__WHAT THIS TASK INVOLVES__
Work out how many lines contain "Choice". Reply with the count alone.

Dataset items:
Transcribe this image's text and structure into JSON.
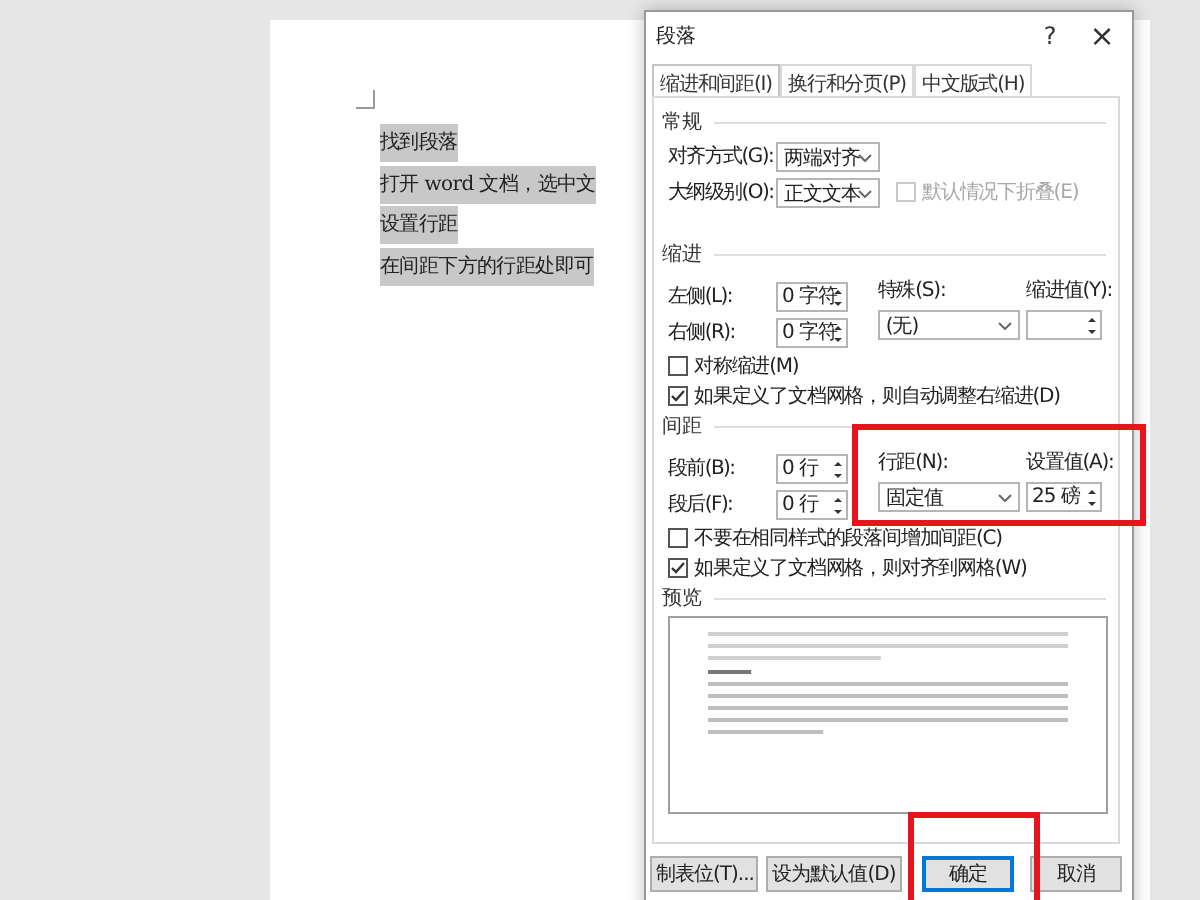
{
  "document": {
    "lines": [
      {
        "text": "找到段落"
      },
      {
        "text": "打开 word 文档，选中文"
      },
      {
        "text": "设置行距"
      },
      {
        "text": "在间距下方的行距处即可"
      }
    ]
  },
  "dialog": {
    "title": "段落",
    "help": "?",
    "close": "×",
    "tabs": [
      {
        "label": "缩进和间距(I)",
        "selected": true
      },
      {
        "label": "换行和分页(P)",
        "selected": false
      },
      {
        "label": "中文版式(H)",
        "selected": false
      }
    ],
    "general": {
      "heading": "常规",
      "alignment": {
        "label": "对齐方式(G):",
        "value": "两端对齐"
      },
      "outline_level": {
        "label": "大纲级别(O):",
        "value": "正文文本"
      },
      "collapse": {
        "label": "默认情况下折叠(E)",
        "checked": false,
        "disabled": true
      }
    },
    "indent": {
      "heading": "缩进",
      "left": {
        "label": "左侧(L):",
        "value": "0 字符"
      },
      "right": {
        "label": "右侧(R):",
        "value": "0 字符"
      },
      "special": {
        "label": "特殊(S):",
        "value": "(无)"
      },
      "by": {
        "label": "缩进值(Y):"
      },
      "options": [
        {
          "label": "对称缩进(M)",
          "checked": false,
          "disabled": false
        },
        {
          "label": "如果定义了文档网格，则自动调整右缩进(D)",
          "checked": true,
          "disabled": false
        }
      ]
    },
    "spacing": {
      "heading": "间距",
      "before": {
        "label": "段前(B):",
        "value": "0 行"
      },
      "after": {
        "label": "段后(F):",
        "value": "0 行"
      },
      "line_spacing": {
        "label": "行距(N):",
        "value": "固定值"
      },
      "at": {
        "label": "设置值(A):",
        "value": "25 磅"
      },
      "options": [
        {
          "label": "不要在相同样式的段落间增加间距(C)",
          "checked": false,
          "disabled": false
        },
        {
          "label": "如果定义了文档网格，则对齐到网格(W)",
          "checked": true,
          "disabled": false
        }
      ]
    },
    "preview": {
      "heading": "预览"
    },
    "buttons": [
      {
        "label": "制表位(T)...",
        "default": false
      },
      {
        "label": "设为默认值(D)",
        "default": false
      },
      {
        "label": "确定",
        "default": true
      },
      {
        "label": "取消",
        "default": false
      }
    ]
  }
}
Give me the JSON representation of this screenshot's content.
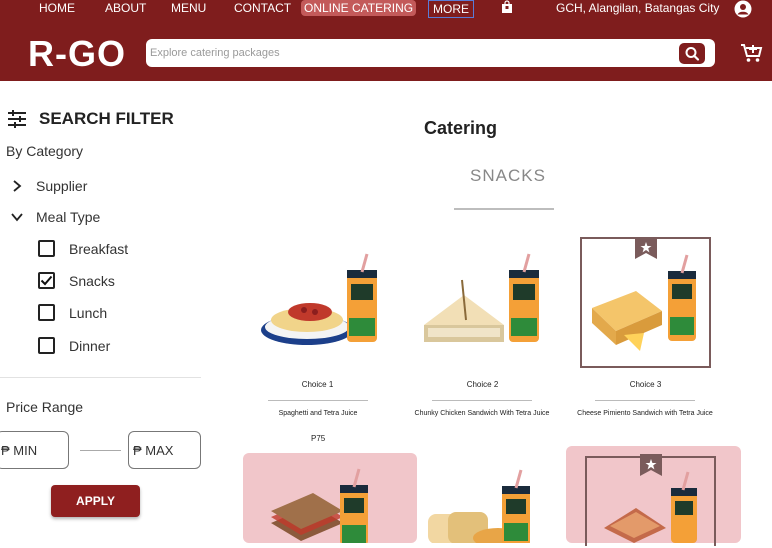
{
  "topnav": {
    "home": "HOME",
    "about": "ABOUT",
    "menu": "MENU",
    "contact": "CONTACT",
    "online_catering": "ONLINE CATERING",
    "more": "MORE",
    "location": "GCH, Alangilan, Batangas City"
  },
  "header": {
    "logo": "R-GO",
    "search_placeholder": "Explore catering packages"
  },
  "filter": {
    "title": "SEARCH FILTER",
    "by_category": "By Category",
    "supplier": "Supplier",
    "meal_type": "Meal Type",
    "meal_options": [
      {
        "label": "Breakfast",
        "checked": false
      },
      {
        "label": "Snacks",
        "checked": true
      },
      {
        "label": "Lunch",
        "checked": false
      },
      {
        "label": "Dinner",
        "checked": false
      }
    ],
    "price_range": "Price Range",
    "min": "₱ MIN",
    "max": "₱ MAX",
    "apply": "APPLY"
  },
  "main": {
    "title": "Catering",
    "subtitle": "SNACKS",
    "items": [
      {
        "choice": "Choice 1",
        "desc": "Spaghetti and Tetra Juice",
        "price": "P75"
      },
      {
        "choice": "Choice 2",
        "desc": "Chunky Chicken Sandwich With Tetra Juice",
        "price": ""
      },
      {
        "choice": "Choice 3",
        "desc": "Cheese Pimiento Sandwich with Tetra Juice",
        "price": ""
      }
    ]
  },
  "colors": {
    "brand": "#7f1d1d",
    "accent": "#8f1f1f",
    "card_pink": "#f1c6ca"
  }
}
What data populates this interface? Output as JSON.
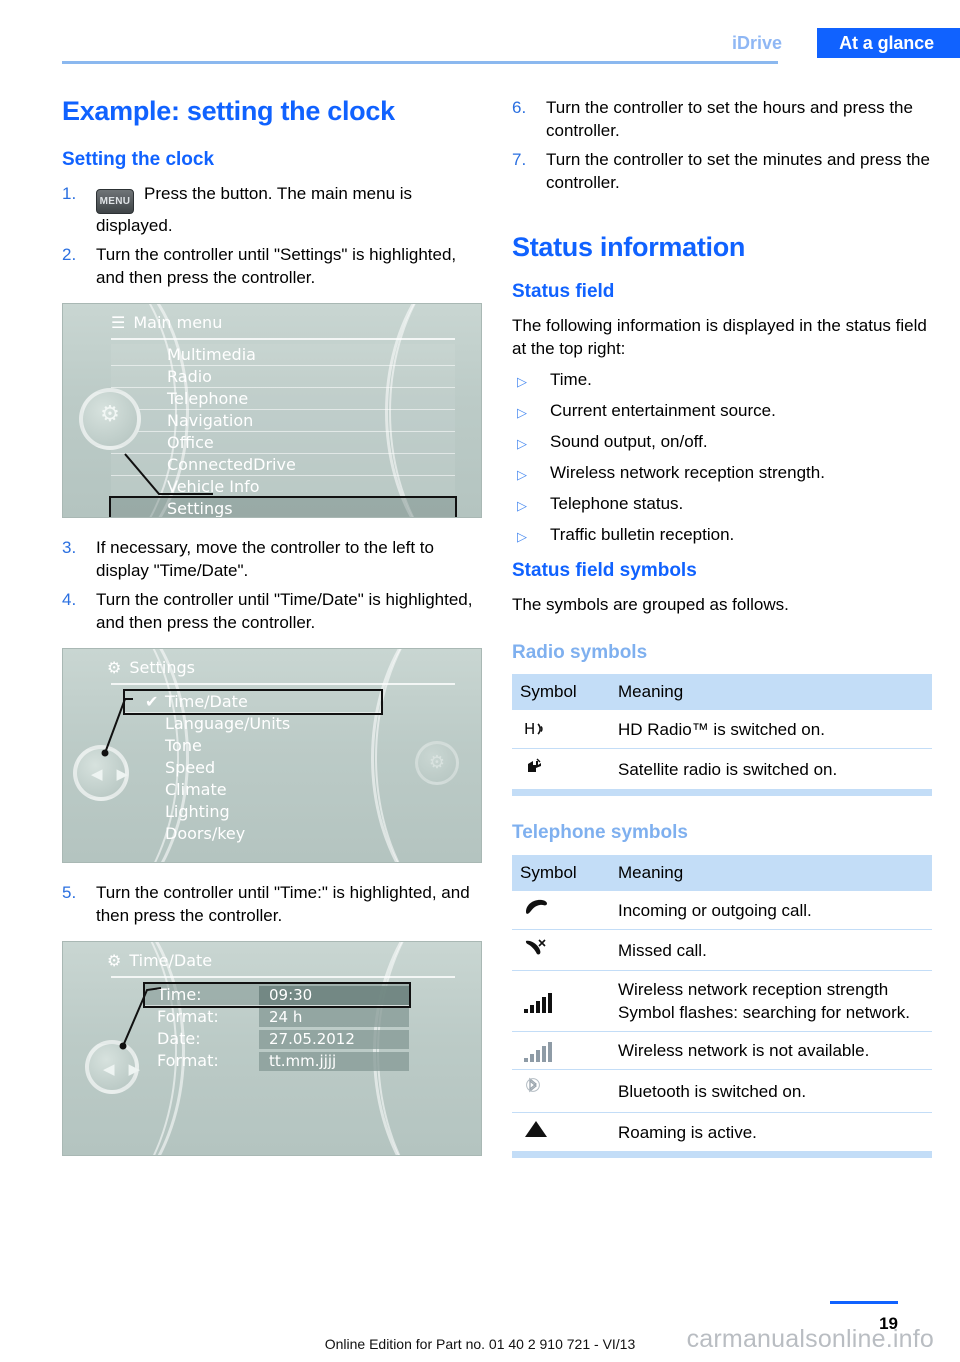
{
  "header": {
    "breadcrumb_previous": "iDrive",
    "breadcrumb_active": "At a glance",
    "accent_blue": "#1062ff",
    "pale_blue": "#8fb7f4"
  },
  "left_column": {
    "title": "Example: setting the clock",
    "section_heading": "Setting the clock",
    "steps": [
      {
        "num": "1.",
        "icon": "MENU",
        "text": "Press the button. The main menu is displayed."
      },
      {
        "num": "2.",
        "text": "Turn the controller until \"Settings\" is highlighted, and then press the controller."
      },
      {
        "num": "3.",
        "text": "If necessary, move the controller to the left to display \"Time/Date\"."
      },
      {
        "num": "4.",
        "text": "Turn the controller until \"Time/Date\" is highlighted, and then press the controller."
      },
      {
        "num": "5.",
        "text": "Turn the controller until \"Time:\" is highlighted, and then press the controller."
      }
    ],
    "screen_main_menu": {
      "title": "Main menu",
      "header_icon": "list-icon",
      "knob_icon": "gear-icon",
      "items": [
        {
          "label": "Multimedia",
          "selected": false
        },
        {
          "label": "Radio",
          "selected": false
        },
        {
          "label": "Telephone",
          "selected": false
        },
        {
          "label": "Navigation",
          "selected": false
        },
        {
          "label": "Office",
          "selected": false
        },
        {
          "label": "ConnectedDrive",
          "selected": false
        },
        {
          "label": "Vehicle Info",
          "selected": false
        },
        {
          "label": "Settings",
          "selected": true
        }
      ]
    },
    "screen_settings": {
      "title": "Settings",
      "header_icon": "gear-icon",
      "knob_icon": "left-right-arrows",
      "items": [
        {
          "label": "Time/Date",
          "selected": true,
          "check": "✔"
        },
        {
          "label": "Language/Units",
          "selected": false
        },
        {
          "label": "Tone",
          "selected": false
        },
        {
          "label": "Speed",
          "selected": false
        },
        {
          "label": "Climate",
          "selected": false
        },
        {
          "label": "Lighting",
          "selected": false
        },
        {
          "label": "Doors/key",
          "selected": false
        }
      ]
    },
    "screen_time_date": {
      "title": "Time/Date",
      "header_icon": "gear-icon",
      "knob_icon": "left-right-arrows",
      "rows": [
        {
          "label": "Time:",
          "value": "09:30",
          "selected": true
        },
        {
          "label": "Format:",
          "value": "24 h",
          "selected": false
        },
        {
          "label": "Date:",
          "value": "27.05.2012",
          "selected": false
        },
        {
          "label": "Format:",
          "value": "tt.mm.jjjj",
          "selected": false
        }
      ]
    }
  },
  "right_column": {
    "steps": [
      {
        "num": "6.",
        "text": "Turn the controller to set the hours and press the controller."
      },
      {
        "num": "7.",
        "text": "Turn the controller to set the minutes and press the controller."
      }
    ],
    "title": "Status information",
    "status_field_heading": "Status field",
    "status_field_intro": "The following information is displayed in the status field at the top right:",
    "status_field_bullets": [
      "Time.",
      "Current entertainment source.",
      "Sound output, on/off.",
      "Wireless network reception strength.",
      "Telephone status.",
      "Traffic bulletin reception."
    ],
    "symbols_heading": "Status field symbols",
    "symbols_intro": "The symbols are grouped as follows.",
    "radio_symbols": {
      "heading": "Radio symbols",
      "columns": [
        "Symbol",
        "Meaning"
      ],
      "rows": [
        {
          "symbol": "hd-radio-icon",
          "glyph": "H⟩",
          "meaning": "HD Radio™ is switched on."
        },
        {
          "symbol": "satellite-radio-icon",
          "glyph": "",
          "meaning": "Satellite radio is switched on."
        }
      ]
    },
    "telephone_symbols": {
      "heading": "Telephone symbols",
      "columns": [
        "Symbol",
        "Meaning"
      ],
      "rows": [
        {
          "symbol": "phone-handset-icon",
          "glyph": "",
          "meaning": "Incoming or outgoing call."
        },
        {
          "symbol": "missed-call-icon",
          "glyph": "",
          "meaning": "Missed call."
        },
        {
          "symbol": "signal-bars-icon",
          "glyph": "",
          "meaning": "Wireless network reception strength Symbol flashes: searching for network."
        },
        {
          "symbol": "signal-bars-grey-icon",
          "glyph": "",
          "meaning": "Wireless network is not available."
        },
        {
          "symbol": "bluetooth-icon",
          "glyph": "",
          "meaning": "Bluetooth is switched on."
        },
        {
          "symbol": "roaming-triangle-icon",
          "glyph": "▲",
          "meaning": "Roaming is active."
        }
      ]
    }
  },
  "footer": {
    "edition_text": "Online Edition for Part no. 01 40 2 910 721 - VI/13",
    "page_number": "19",
    "watermark": "carmanualsonline.info"
  }
}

__THE ANSWER__
3